Write the records out again, keeping each line exactly as it is.

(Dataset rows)
────────
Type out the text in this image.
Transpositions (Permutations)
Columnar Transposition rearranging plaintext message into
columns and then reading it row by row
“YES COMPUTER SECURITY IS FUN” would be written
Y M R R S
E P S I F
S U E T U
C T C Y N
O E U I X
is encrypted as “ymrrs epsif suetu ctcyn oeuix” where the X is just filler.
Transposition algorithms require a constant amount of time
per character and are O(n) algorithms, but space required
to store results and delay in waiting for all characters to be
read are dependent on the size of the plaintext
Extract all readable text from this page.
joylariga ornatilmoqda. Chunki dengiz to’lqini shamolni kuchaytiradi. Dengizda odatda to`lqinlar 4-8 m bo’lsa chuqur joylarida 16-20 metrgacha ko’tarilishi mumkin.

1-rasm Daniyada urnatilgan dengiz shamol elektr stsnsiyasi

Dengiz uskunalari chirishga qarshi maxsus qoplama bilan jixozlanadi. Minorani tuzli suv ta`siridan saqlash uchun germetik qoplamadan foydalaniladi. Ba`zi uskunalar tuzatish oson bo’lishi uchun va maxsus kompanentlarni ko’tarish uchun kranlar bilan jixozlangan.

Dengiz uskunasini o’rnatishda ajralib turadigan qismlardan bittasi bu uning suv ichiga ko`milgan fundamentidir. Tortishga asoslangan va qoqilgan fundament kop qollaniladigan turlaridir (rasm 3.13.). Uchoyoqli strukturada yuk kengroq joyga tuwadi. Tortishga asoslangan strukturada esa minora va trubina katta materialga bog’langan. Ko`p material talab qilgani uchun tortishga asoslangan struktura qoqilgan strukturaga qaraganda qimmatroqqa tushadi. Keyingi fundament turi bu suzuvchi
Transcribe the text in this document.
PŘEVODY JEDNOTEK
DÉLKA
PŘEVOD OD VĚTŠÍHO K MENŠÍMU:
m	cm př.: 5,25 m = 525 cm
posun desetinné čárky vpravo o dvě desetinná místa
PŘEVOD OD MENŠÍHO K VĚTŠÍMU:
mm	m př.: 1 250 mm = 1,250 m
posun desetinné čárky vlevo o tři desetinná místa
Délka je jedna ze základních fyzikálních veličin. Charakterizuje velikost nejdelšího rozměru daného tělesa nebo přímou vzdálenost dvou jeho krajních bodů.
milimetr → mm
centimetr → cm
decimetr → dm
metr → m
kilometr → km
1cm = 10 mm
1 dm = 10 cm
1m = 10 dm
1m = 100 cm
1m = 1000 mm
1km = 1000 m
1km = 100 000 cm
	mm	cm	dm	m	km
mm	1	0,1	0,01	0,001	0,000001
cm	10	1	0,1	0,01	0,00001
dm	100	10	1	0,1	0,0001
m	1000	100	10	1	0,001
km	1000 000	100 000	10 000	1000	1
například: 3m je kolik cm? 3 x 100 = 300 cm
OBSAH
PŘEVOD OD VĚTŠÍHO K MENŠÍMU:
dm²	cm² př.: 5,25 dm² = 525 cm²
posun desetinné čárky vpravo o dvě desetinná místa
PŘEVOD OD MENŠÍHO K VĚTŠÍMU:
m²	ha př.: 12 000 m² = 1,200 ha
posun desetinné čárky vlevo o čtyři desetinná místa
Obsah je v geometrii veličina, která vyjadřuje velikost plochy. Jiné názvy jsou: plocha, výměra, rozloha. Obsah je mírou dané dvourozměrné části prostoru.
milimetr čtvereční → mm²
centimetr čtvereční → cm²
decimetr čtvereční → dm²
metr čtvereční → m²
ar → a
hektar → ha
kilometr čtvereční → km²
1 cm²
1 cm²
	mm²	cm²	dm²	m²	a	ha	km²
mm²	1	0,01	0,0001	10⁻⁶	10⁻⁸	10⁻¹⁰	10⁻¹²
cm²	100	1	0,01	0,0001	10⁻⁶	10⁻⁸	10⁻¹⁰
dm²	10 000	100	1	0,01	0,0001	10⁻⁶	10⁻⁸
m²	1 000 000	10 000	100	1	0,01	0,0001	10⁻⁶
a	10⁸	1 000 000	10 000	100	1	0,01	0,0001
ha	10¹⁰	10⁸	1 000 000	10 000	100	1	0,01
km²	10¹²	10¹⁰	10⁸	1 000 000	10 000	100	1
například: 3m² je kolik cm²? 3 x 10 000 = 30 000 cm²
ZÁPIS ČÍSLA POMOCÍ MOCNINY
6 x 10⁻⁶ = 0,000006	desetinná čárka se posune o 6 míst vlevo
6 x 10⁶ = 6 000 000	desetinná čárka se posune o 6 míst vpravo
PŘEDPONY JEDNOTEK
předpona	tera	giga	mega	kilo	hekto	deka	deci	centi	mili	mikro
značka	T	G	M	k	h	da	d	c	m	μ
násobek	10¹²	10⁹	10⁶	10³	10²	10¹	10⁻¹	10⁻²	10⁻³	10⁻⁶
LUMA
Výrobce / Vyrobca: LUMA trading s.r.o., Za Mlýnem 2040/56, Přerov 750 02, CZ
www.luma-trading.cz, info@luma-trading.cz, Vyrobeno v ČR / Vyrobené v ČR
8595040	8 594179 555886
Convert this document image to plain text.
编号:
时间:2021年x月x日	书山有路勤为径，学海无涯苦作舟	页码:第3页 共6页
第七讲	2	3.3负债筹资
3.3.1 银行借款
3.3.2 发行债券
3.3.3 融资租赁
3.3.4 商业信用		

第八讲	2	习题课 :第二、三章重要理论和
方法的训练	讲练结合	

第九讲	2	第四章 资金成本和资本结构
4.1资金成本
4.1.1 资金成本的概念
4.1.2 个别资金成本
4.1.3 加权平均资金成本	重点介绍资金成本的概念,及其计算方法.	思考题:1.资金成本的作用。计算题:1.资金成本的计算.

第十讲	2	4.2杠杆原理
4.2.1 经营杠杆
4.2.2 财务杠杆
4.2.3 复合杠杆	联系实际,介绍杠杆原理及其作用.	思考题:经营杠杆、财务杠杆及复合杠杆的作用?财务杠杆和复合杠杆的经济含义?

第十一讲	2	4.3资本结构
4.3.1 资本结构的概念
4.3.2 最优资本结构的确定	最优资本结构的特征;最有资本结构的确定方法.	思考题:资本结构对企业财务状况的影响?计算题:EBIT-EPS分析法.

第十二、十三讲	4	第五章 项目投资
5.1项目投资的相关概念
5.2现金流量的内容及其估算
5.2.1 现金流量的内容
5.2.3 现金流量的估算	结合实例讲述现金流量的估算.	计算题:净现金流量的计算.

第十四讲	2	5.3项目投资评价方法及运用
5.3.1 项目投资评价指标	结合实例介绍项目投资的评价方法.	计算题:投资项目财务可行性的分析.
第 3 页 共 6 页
────────
**FULL RESPONSE**
Type out the text in this image.
Transpositions (Permutations)
Columnar Transposition rearranging plaintext message into
columns and then reading it row by row
“YES COMPUTER SECURITY IS FUN” would be written
Y M R R S
E P S I F
S U E T U
C T C Y N
O E U I X
is encrypted as “ymrrs epsif suetu ctcyn oeuix” where the X is just filler.
Transposition algorithms require a constant amount of time
per character and are O(n) algorithms, but space required
to store results and delay in waiting for all characters to be
read are dependent on the size of the plaintext
Extract all readable text from this page.
joylariga ornatilmoqda. Chunki dengiz to’lqini shamolni kuchaytiradi. Dengizda odatda to`lqinlar 4-8 m bo’lsa chuqur joylarida 16-20 metrgacha ko’tarilishi mumkin.

1-rasm Daniyada urnatilgan dengiz shamol elektr stsnsiyasi

Dengiz uskunalari chirishga qarshi maxsus qoplama bilan jixozlanadi. Minorani tuzli suv ta`siridan saqlash uchun germetik qoplamadan foydalaniladi. Ba`zi uskunalar tuzatish oson bo’lishi uchun va maxsus kompanentlarni ko’tarish uchun kranlar bilan jixozlangan.

Dengiz uskunasini o’rnatishda ajralib turadigan qismlardan bittasi bu uning suv ichiga ko`milgan fundamentidir. Tortishga asoslangan va qoqilgan fundament kop qollaniladigan turlaridir (rasm 3.13.). Uchoyoqli strukturada yuk kengroq joyga tuwadi. Tortishga asoslangan strukturada esa minora va trubina katta materialga bog’langan. Ko`p material talab qilgani uchun tortishga asoslangan struktura qoqilgan strukturaga qaraganda qimmatroqqa tushadi. Keyingi fundament turi bu suzuvchi
Transcribe the text in this document.
PŘEVODY JEDNOTEK
DÉLKA
PŘEVOD OD VĚTŠÍHO K MENŠÍMU:
m	cm př.: 5,25 m = 525 cm
posun desetinné čárky vpravo o dvě desetinná místa
PŘEVOD OD MENŠÍHO K VĚTŠÍMU:
mm	m př.: 1 250 mm = 1,250 m
posun desetinné čárky vlevo o tři desetinná místa
Délka je jedna ze základních fyzikálních veličin. Charakterizuje velikost nejdelšího rozměru daného tělesa nebo přímou vzdálenost dvou jeho krajních bodů.
milimetr → mm
centimetr → cm
decimetr → dm
metr → m
kilometr → km
1cm = 10 mm
1 dm = 10 cm
1m = 10 dm
1m = 100 cm
1m = 1000 mm
1km = 1000 m
1km = 100 000 cm
	mm	cm	dm	m	km
mm	1	0,1	0,01	0,001	0,000001
cm	10	1	0,1	0,01	0,00001
dm	100	10	1	0,1	0,0001
m	1000	100	10	1	0,001
km	1000 000	100 000	10 000	1000	1
například: 3m je kolik cm? 3 x 100 = 300 cm
OBSAH
PŘEVOD OD VĚTŠÍHO K MENŠÍMU:
dm²	cm² př.: 5,25 dm² = 525 cm²
posun desetinné čárky vpravo o dvě desetinná místa
PŘEVOD OD MENŠÍHO K VĚTŠÍMU:
m²	ha př.: 12 000 m² = 1,200 ha
posun desetinné čárky vlevo o čtyři desetinná místa
Obsah je v geometrii veličina, která vyjadřuje velikost plochy. Jiné názvy jsou: plocha, výměra, rozloha. Obsah je mírou dané dvourozměrné části prostoru.
milimetr čtvereční → mm²
centimetr čtvereční → cm²
decimetr čtvereční → dm²
metr čtvereční → m²
ar → a
hektar → ha
kilometr čtvereční → km²
1 cm²
1 cm²
	mm²	cm²	dm²	m²	a	ha	km²
mm²	1	0,01	0,0001	10⁻⁶	10⁻⁸	10⁻¹⁰	10⁻¹²
cm²	100	1	0,01	0,0001	10⁻⁶	10⁻⁸	10⁻¹⁰
dm²	10 000	100	1	0,01	0,0001	10⁻⁶	10⁻⁸
m²	1 000 000	10 000	100	1	0,01	0,0001	10⁻⁶
a	10⁸	1 000 000	10 000	100	1	0,01	0,0001
ha	10¹⁰	10⁸	1 000 000	10 000	100	1	0,01
km²	10¹²	10¹⁰	10⁸	1 000 000	10 000	100	1
například: 3m² je kolik cm²? 3 x 10 000 = 30 000 cm²
ZÁPIS ČÍSLA POMOCÍ MOCNINY
6 x 10⁻⁶ = 0,000006	desetinná čárka se posune o 6 míst vlevo
6 x 10⁶ = 6 000 000	desetinná čárka se posune o 6 míst vpravo
PŘEDPONY JEDNOTEK
předpona	tera	giga	mega	kilo	hekto	deka	deci	centi	mili	mikro
značka	T	G	M	k	h	da	d	c	m	μ
násobek	10¹²	10⁹	10⁶	10³	10²	10¹	10⁻¹	10⁻²	10⁻³	10⁻⁶
LUMA
Výrobce / Vyrobca: LUMA trading s.r.o., Za Mlýnem 2040/56, Přerov 750 02, CZ
www.luma-trading.cz, info@luma-trading.cz, Vyrobeno v ČR / Vyrobené v ČR
8595040	8 594179 555886
Convert this document image to plain text.
编号:
时间:2021年x月x日	书山有路勤为径，学海无涯苦作舟	页码:第3页 共6页
第七讲	2	3.3负债筹资
3.3.1 银行借款
3.3.2 发行债券
3.3.3 融资租赁
3.3.4 商业信用		

第八讲	2	习题课 :第二、三章重要理论和
方法的训练	讲练结合	

第九讲	2	第四章 资金成本和资本结构
4.1资金成本
4.1.1 资金成本的概念
4.1.2 个别资金成本
4.1.3 加权平均资金成本	重点介绍资金成本的概念,及其计算方法.	思考题:1.资金成本的作用。计算题:1.资金成本的计算.

第十讲	2	4.2杠杆原理
4.2.1 经营杠杆
4.2.2 财务杠杆
4.2.3 复合杠杆	联系实际,介绍杠杆原理及其作用.	思考题:经营杠杆、财务杠杆及复合杠杆的作用?财务杠杆和复合杠杆的经济含义?

第十一讲	2	4.3资本结构
4.3.1 资本结构的概念
4.3.2 最优资本结构的确定	最优资本结构的特征;最有资本结构的确定方法.	思考题:资本结构对企业财务状况的影响?计算题:EBIT-EPS分析法.

第十二、十三讲	4	第五章 项目投资
5.1项目投资的相关概念
5.2现金流量的内容及其估算
5.2.1 现金流量的内容
5.2.3 现金流量的估算	结合实例讲述现金流量的估算.	计算题:净现金流量的计算.

第十四讲	2	5.3项目投资评价方法及运用
5.3.1 项目投资评价指标	结合实例介绍项目投资的评价方法.	计算题:投资项目财务可行性的分析.
第 3 页 共 6 页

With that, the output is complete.